Work to complete — In the entries below, count every line with the string "this". State the count and nothing else.

-------- Stored records --------

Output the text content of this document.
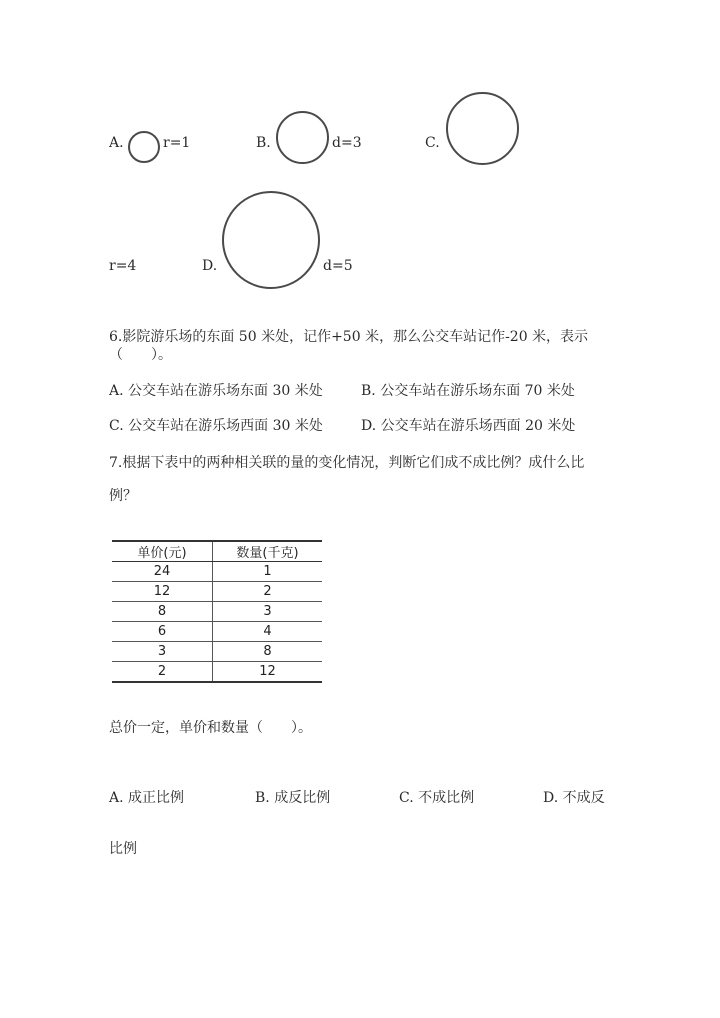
A.	r=1	B.	d=3	C.
r=4	D.	d=5
6.影院游乐场的东面 50 米处，记作+50 米，那么公交车站记作-20 米，表示
（　　）。
A. 公交车站在游乐场东面 30 米处	B. 公交车站在游乐场东面 70 米处
C. 公交车站在游乐场西面 30 米处	D. 公交车站在游乐场西面 20 米处
7.根据下表中的两种相关联的量的变化情况，判断它们成不成比例？成什么比
例？
单价(元)	数量(千克)
24	1
12	2
8	3
6	4
3	8
2	12
总价一定，单价和数量（　　）。
A. 成正比例	B. 成反比例	C. 不成比例	D. 不成反
比例
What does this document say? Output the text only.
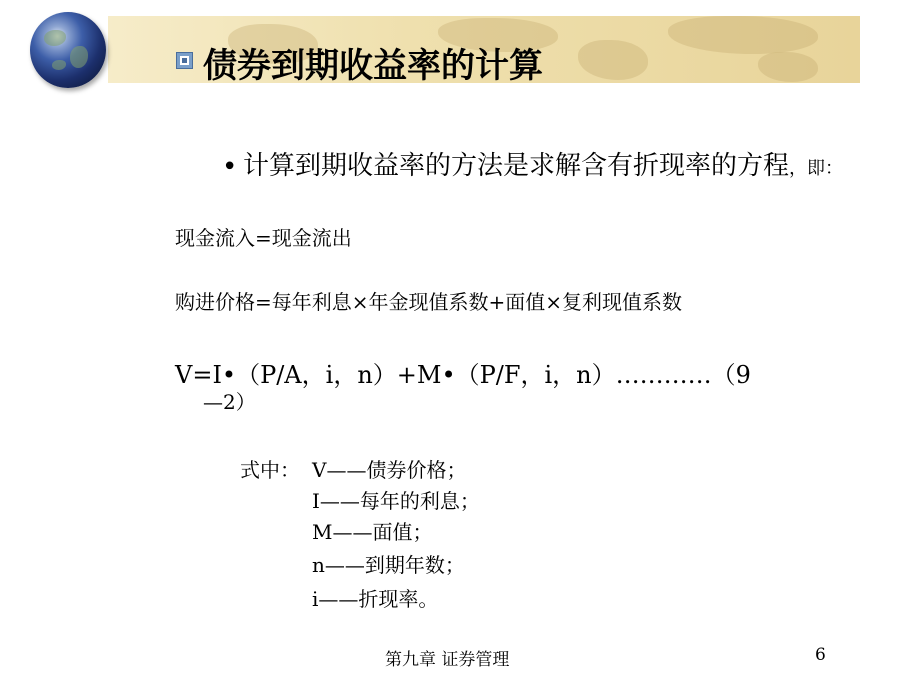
债券到期收益率的计算
• 计算到期收益率的方法是求解含有折现率的方程，即：
现金流入=现金流出
购进价格=每年利息×年金现值系数+面值×复利现值系数
V=I•（P/A，i，n）+M•（P/F，i，n）…………（9
—2）
式中： V——债券价格；
I——每年的利息；
M——面值；
n——到期年数；
i——折现率。
第九章 证券管理	6
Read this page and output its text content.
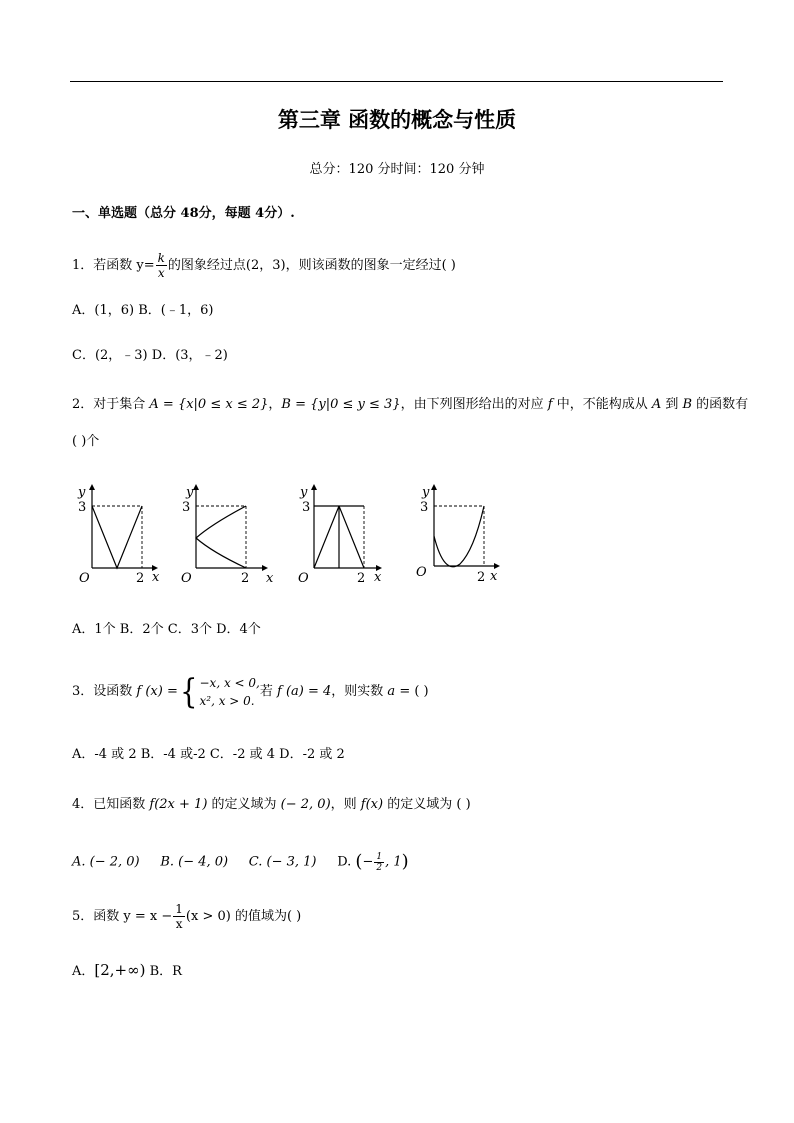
第三章 函数的概念与性质
总分：120 分时间：120 分钟
一、单选题（总分 48分，每题 4分）.
1．若函数 $y= \frac{k}{x}$ 的图象经过点(2，3)，则该函数的图象一定经过( )
A．(1，6) B．(﹣1，6)
C．(2，﹣3) D．(3，﹣2)
2．对于集合 A = {x|0 ≤ x ≤ 2}，B = {y|0 ≤ y ≤ 3}，由下列图形给出的对应 f 中，不能构成从 A 到 B 的函数有
( )个
y
3
O	2 x
y
3
O	2 x
y
3
O	2 x
y
3
O	2 x
A．1个 B．2个 C．3个 D．4个
3．设函数 f (x) ={ −x, x < 0,
x², x > 0.
若 f (a) = 4，则实数 a = ( )
A．-4 或 2 B．-4 或-2 C．-2 或 4 D．-2 或 2
4．已知函数 f(2x + 1) 的定义域为 (− 2, 0)，则 f(x) 的定义域为 ( )
A. (− 2, 0) B. (− 4, 0) C. (− 3, 1) D. (− $\frac{1}{2}$ , 1)
5．函数 $y = x - \frac{1}{x} (x > 0)$ 的值域为( )
A．[2,+∞) B．R
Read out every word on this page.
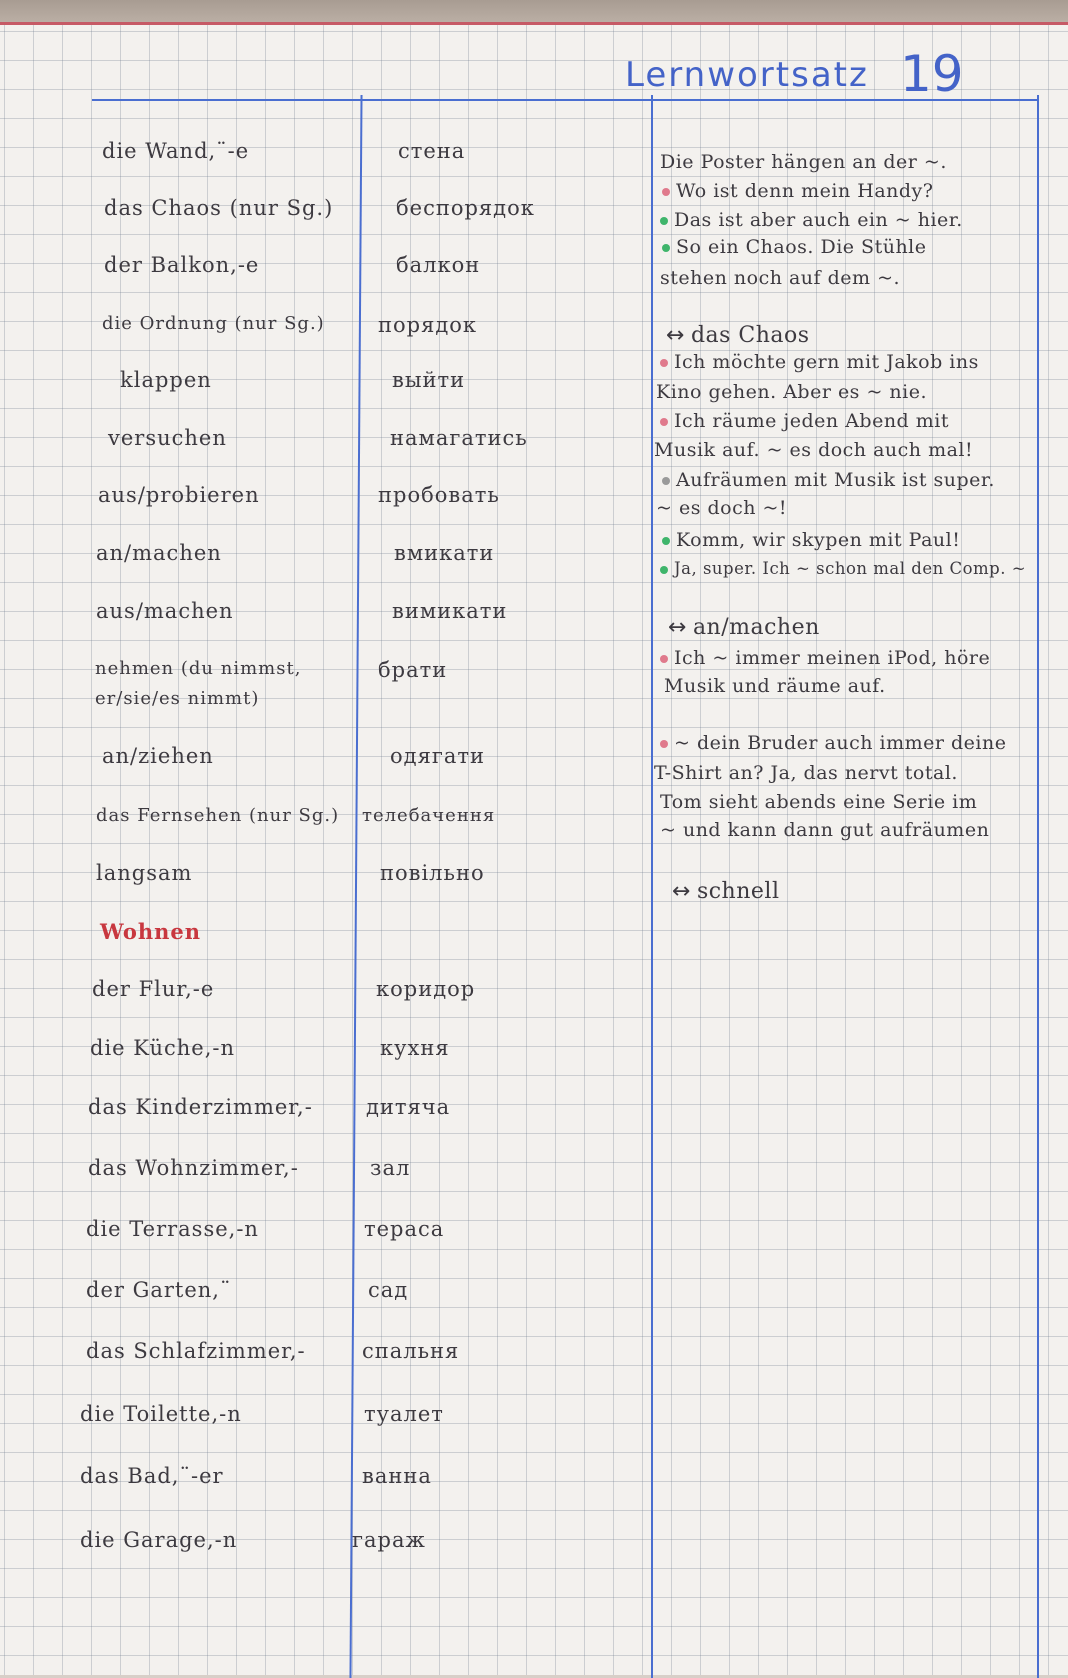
Lernwortsatz 19
die Wand,¨-e
das Chaos (nur Sg.)
der Balkon,-e
die Ordnung (nur Sg.)
klappen
versuchen
aus/probieren
an/machen
aus/machen
nehmen (du nimmst,
er/sie/es nimmt)
an/ziehen
das Fernsehen (nur Sg.)
langsam
стена
беспорядок
балкон
порядок
выйти
намагатись
пробовать
вмикати
вимикати
брати
одягати
телебачення
повільно
Wohnen
der Flur,-e
die Küche,-n
das Kinderzimmer,-
das Wohnzimmer,-
die Terrasse,-n
der Garten,¨
das Schlafzimmer,-
die Toilette,-n
das Bad,¨-er
die Garage,-n
коридор
кухня
дитяча
зал
тераса
сад
спальня
туалет
ванна
гараж
Die Poster hängen an der ~.
Wo ist denn mein Handy?
Das ist aber auch ein ~ hier.
So ein Chaos. Die Stühle
stehen noch auf dem ~.
↔ das Chaos
Ich möchte gern mit Jakob ins
Kino gehen. Aber es ~ nie.
Ich räume jeden Abend mit
Musik auf. ~ es doch auch mal!
Aufräumen mit Musik ist super.
~ es doch ~!
Komm, wir skypen mit Paul!
Ja, super. Ich ~ schon mal den Comp. ~
↔ an/machen
Ich ~ immer meinen iPod, höre
Musik und räume auf.
~ dein Bruder auch immer deine
T-Shirt an? Ja, das nervt total.
Tom sieht abends eine Serie im
~ und kann dann gut aufräumen
↔ schnell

--------

Answer for the task — 4